*** Begin section ***
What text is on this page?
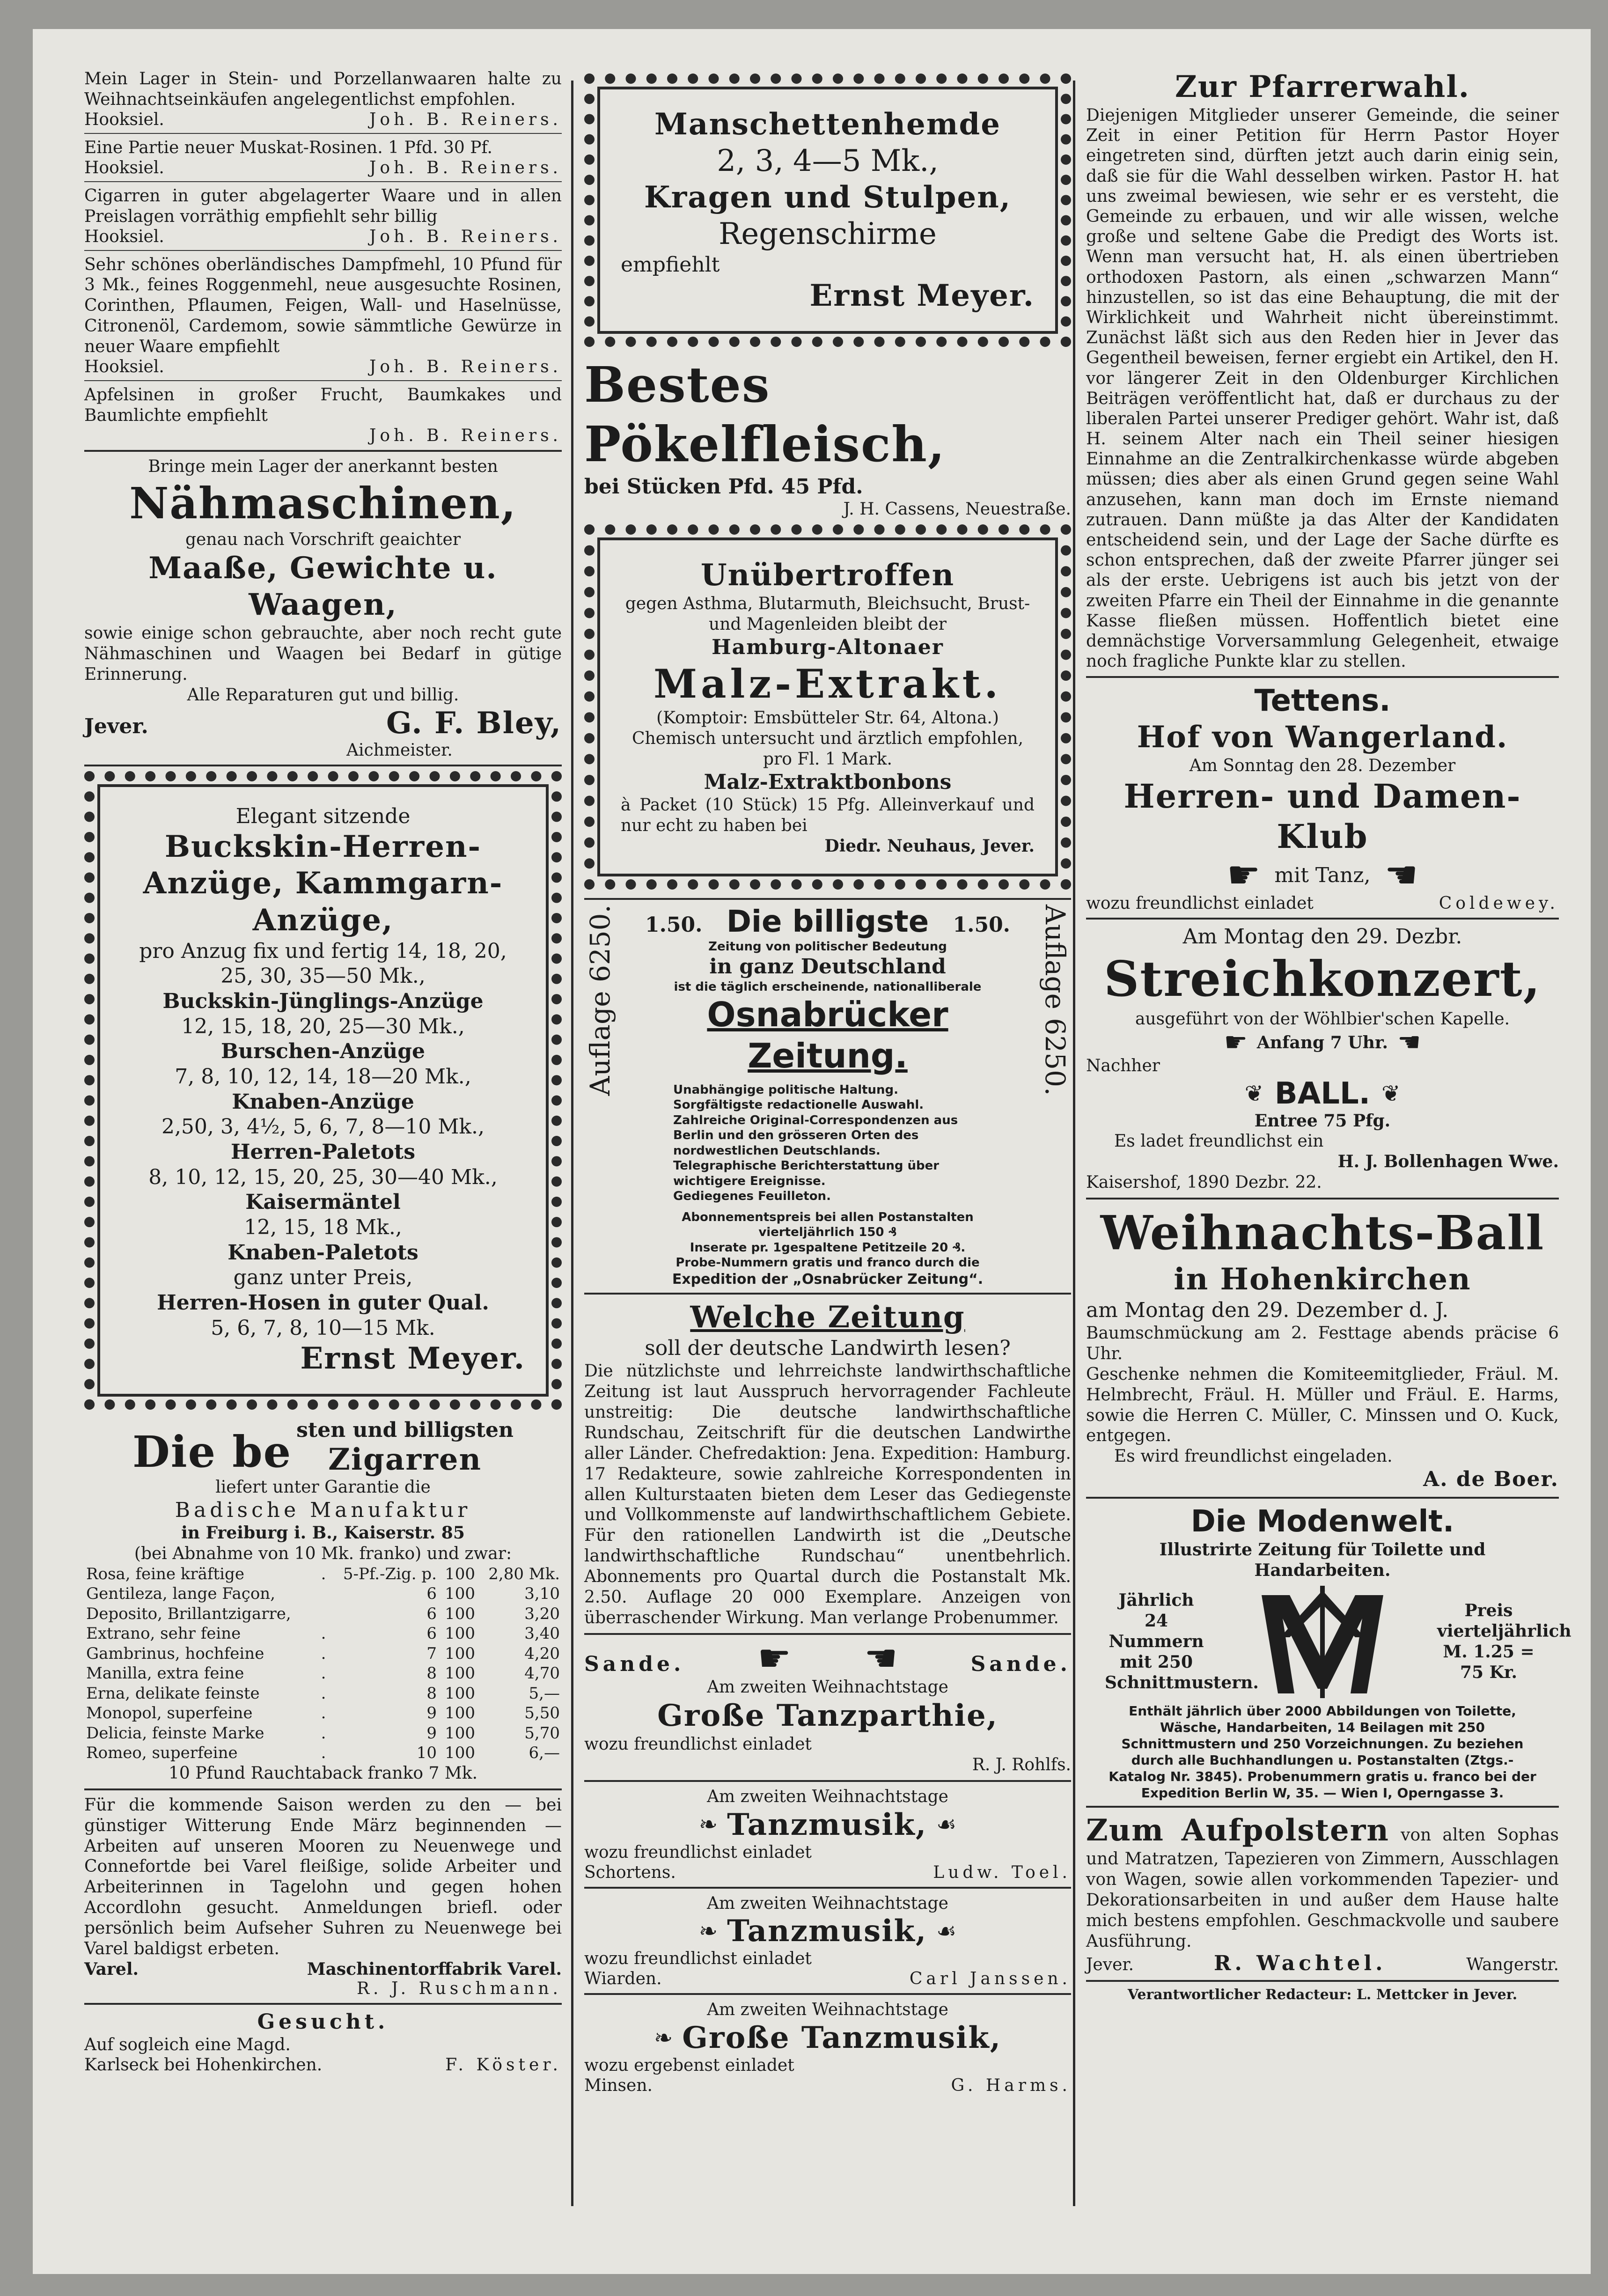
Mein Lager in Stein- und Porzellanwaaren halte zu Weihnachtseinkäufen angelegentlichst empfohlen.

Hooksiel.	Joh. B. Reiners.

Eine Partie neuer Muskat-Rosinen. 1 Pfd. 30 Pf.

Hooksiel.	Joh. B. Reiners.

Cigarren in guter abgelagerter Waare und in allen Preislagen vorräthig empfiehlt sehr billig

Hooksiel.	Joh. B. Reiners.

Sehr schönes oberländisches Dampfmehl, 10 Pfund für 3 Mk., feines Roggenmehl, neue ausgesuchte Rosinen, Corinthen, Pflaumen, Feigen, Wall- und Haselnüsse, Citronenöl, Cardemom, sowie sämmtliche Gewürze in neuer Waare empfiehlt

Hooksiel.	Joh. B. Reiners.

Apfelsinen in großer Frucht, Baumkakes und Baumlichte empfiehlt

Joh. B. Reiners.

Bringe mein Lager der anerkannt besten

Nähmaschinen,

genau nach Vorschrift geaichter

Maaße, Gewichte u. Waagen,

sowie einige schon gebrauchte, aber noch recht gute Nähmaschinen und Waagen bei Bedarf in gütige Erinnerung.

Alle Reparaturen gut und billig.

Jever.	G. F. Bley,
Aichmeister.

Elegant sitzende

Buckskin-Herren-

Anzüge, Kammgarn-

Anzüge,

pro Anzug fix und fertig 14, 18, 20, 25, 30, 35—50 Mk.,

Buckskin-Jünglings-Anzüge

12, 15, 18, 20, 25—30 Mk.,

Burschen-Anzüge

7, 8, 10, 12, 14, 18—20 Mk.,

Knaben-Anzüge

2,50, 3, 4½, 5, 6, 7, 8—10 Mk.,

Herren-Paletots

8, 10, 12, 15, 20, 25, 30—40 Mk.,

Kaisermäntel

12, 15, 18 Mk.,

Knaben-Paletots

ganz unter Preis,

Herren-Hosen in guter Qual.

5, 6, 7, 8, 10—15 Mk.

Ernst Meyer.

Die be sten und billigsten
Zigarren

liefert unter Garantie die

Badische Manufaktur

in Freiburg i. B., Kaiserstr. 85

(bei Abnahme von 10 Mk. franko) und zwar:

Rosa, feine kräftige	.	5-Pf.-Zig. p.	100	2,80 Mk.
Gentileza, lange Façon,		6	100	3,10
Deposito, Brillantzigarre,		6	100	3,20
Extrano, sehr feine	.	6	100	3,40
Gambrinus, hochfeine	.	7	100	4,20
Manilla, extra feine	.	8	100	4,70
Erna, delikate feinste	.	8	100	5,—
Monopol, superfeine	.	9	100	5,50
Delicia, feinste Marke	.	9	100	5,70
Romeo, superfeine	.	10	100	6,—

10 Pfund Rauchtaback franko 7 Mk.

Für die kommende Saison werden zu den — bei günstiger Witterung Ende März beginnenden — Arbeiten auf unseren Mooren zu Neuenwege und Connefortde bei Varel fleißige, solide Arbeiter und Arbeiterinnen in Tagelohn und gegen hohen Accordlohn gesucht. Anmeldungen briefl. oder persönlich beim Aufseher Suhren zu Neuenwege bei Varel baldigst erbeten.

Varel.	Maschinentorffabrik Varel.
R. J. Ruschmann.

Gesucht.

Auf sogleich eine Magd.

Karlseck bei Hohenkirchen.	F. Köster.

Manschettenhemde

2, 3, 4—5 Mk.,

Kragen und Stulpen,

Regenschirme

empfiehlt

Ernst Meyer.

Bestes Pökelfleisch,

bei Stücken Pfd. 45 Pfd.

J. H. Cassens, Neuestraße.

Unübertroffen

gegen Asthma, Blutarmuth, Bleichsucht, Brust- und Magenleiden bleibt der

Hamburg-Altonaer

Malz-Extrakt.

(Komptoir: Emsbütteler Str. 64, Altona.) Chemisch untersucht und ärztlich empfohlen, pro Fl. 1 Mark.

Malz-Extraktbonbons

à Packet (10 Stück) 15 Pfg. Alleinverkauf und nur echt zu haben bei

Diedr. Neuhaus, Jever.

Auflage 6250. 1.50. Die billigste 1.50.

Zeitung von politischer Bedeutung

in ganz Deutschland

ist die täglich erscheinende, nationalliberale

Osnabrücker Zeitung.

Unabhängige politische Haltung.

Sorgfältigste redactionelle Auswahl.

Zahlreiche Original-Correspondenzen aus Berlin und den grösseren Orten des nordwestlichen Deutschlands.

Telegraphische Berichterstattung über wichtigere Ereignisse.

Gediegenes Feuilleton.

Abonnementspreis bei allen Postanstalten vierteljährlich 150 ₰

Inserate pr. 1gespaltene Petitzeile 20 ₰.

Probe-Nummern gratis und franco durch die

Expedition der „Osnabrücker Zeitung“.

Auflage 6250.

Welche Zeitung

soll der deutsche Landwirth lesen?

Die nützlichste und lehrreichste landwirthschaftliche Zeitung ist laut Ausspruch hervorragender Fachleute unstreitig: Die deutsche landwirthschaftliche Rundschau, Zeitschrift für die deutschen Landwirthe aller Länder. Chefredaktion: Jena. Expedition: Hamburg. 17 Redakteure, sowie zahlreiche Korrespondenten in allen Kulturstaaten bieten dem Leser das Gediegenste und Vollkommenste auf landwirthschaftlichem Gebiete. Für den rationellen Landwirth ist die „Deutsche landwirthschaftliche Rundschau“ unentbehrlich. Abonnements pro Quartal durch die Postanstalt Mk. 2.50. Auflage 20 000 Exemplare. Anzeigen von überraschender Wirkung. Man verlange Probenummer.

Sande. ☛ ☚	Sande.

Am zweiten Weihnachtstage

Große Tanzparthie,

wozu freundlichst einladet

R. J. Rohlfs.

Am zweiten Weihnachtstage

❧ Tanzmusik, ☙

wozu freundlichst einladet

Schortens.	Ludw. Toel.

Am zweiten Weihnachtstage

❧ Tanzmusik, ☙

wozu freundlichst einladet

Wiarden.	Carl Janssen.

Am zweiten Weihnachtstage

❧ Große Tanzmusik,

wozu ergebenst einladet

Minsen.	G. Harms.

Zur Pfarrerwahl.

Diejenigen Mitglieder unserer Gemeinde, die seiner Zeit in einer Petition für Herrn Pastor Hoyer eingetreten sind, dürften jetzt auch darin einig sein, daß sie für die Wahl desselben wirken. Pastor H. hat uns zweimal bewiesen, wie sehr er es versteht, die Gemeinde zu erbauen, und wir alle wissen, welche große und seltene Gabe die Predigt des Worts ist. Wenn man versucht hat, H. als einen übertrieben orthodoxen Pastorn, als einen „schwarzen Mann“ hinzustellen, so ist das eine Behauptung, die mit der Wirklichkeit und Wahrheit nicht übereinstimmt. Zunächst läßt sich aus den Reden hier in Jever das Gegentheil beweisen, ferner ergiebt ein Artikel, den H. vor längerer Zeit in den Oldenburger Kirchlichen Beiträgen veröffentlicht hat, daß er durchaus zu der liberalen Partei unserer Prediger gehört. Wahr ist, daß H. seinem Alter nach ein Theil seiner hiesigen Einnahme an die Zentralkirchenkasse würde abgeben müssen; dies aber als einen Grund gegen seine Wahl anzusehen, kann man doch im Ernste niemand zutrauen. Dann müßte ja das Alter der Kandidaten entscheidend sein, und der Lage der Sache dürfte es schon entsprechen, daß der zweite Pfarrer jünger sei als der erste. Uebrigens ist auch bis jetzt von der zweiten Pfarre ein Theil der Einnahme in die genannte Kasse fließen müssen. Hoffentlich bietet eine demnächstige Vorversammlung Gelegenheit, etwaige noch fragliche Punkte klar zu stellen.

Tettens.

Hof von Wangerland.

Am Sonntag den 28. Dezember

Herren- und Damen-Klub

☛ mit Tanz, ☚
wozu freundlichst einladet	Coldewey.

Am Montag den 29. Dezbr.

Streichkonzert,

ausgeführt von der Wöhlbier'schen Kapelle.

☛ Anfang 7 Uhr. ☚

Nachher

❦ BALL. ❦

Entree 75 Pfg.

Es ladet freundlichst ein

H. J. Bollenhagen Wwe.

Kaisershof, 1890 Dezbr. 22.

Weihnachts-Ball

in Hohenkirchen

am Montag den 29. Dezember d. J.

Baumschmückung am 2. Festtage abends präcise 6 Uhr.

Geschenke nehmen die Komiteemitglieder, Fräul. M. Helmbrecht, Fräul. H. Müller und Fräul. E. Harms, sowie die Herren C. Müller, C. Minssen und O. Kuck, entgegen.

Es wird freundlichst eingeladen.

A. de Boer.

Die Modenwelt.

Illustrirte Zeitung für Toilette und Handarbeiten.

Jährlich 24 Nummern mit 250 Schnittmustern.

Preis vierteljährlich M. 1.25 = 75 Kr.

Enthält jährlich über 2000 Abbildungen von Toilette, Wäsche, Handarbeiten, 14 Beilagen mit 250 Schnittmustern und 250 Vorzeichnungen. Zu beziehen durch alle Buchhandlungen u. Postanstalten (Ztgs.-Katalog Nr. 3845). Probenummern gratis u. franco bei der Expedition Berlin W, 35. — Wien I, Operngasse 3.

Zum Aufpolstern von alten Sophas und Matratzen, Tapezieren von Zimmern, Ausschlagen von Wagen, sowie allen vorkommenden Tapezier- und Dekorationsarbeiten in und außer dem Hause halte mich bestens empfohlen. Geschmackvolle und saubere Ausführung.

Jever.	R. Wachtel.	Wangerstr.

Verantwortlicher Redacteur: L. Mettcker in Jever.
*** End section ***
Each line in the data where the string "guter" occurs should be identified and copied.

Cigarren in guter abgelagerter Waare und in allen Preislagen vorräthig empfiehlt sehr billig
Herren-Hosen in guter Qual.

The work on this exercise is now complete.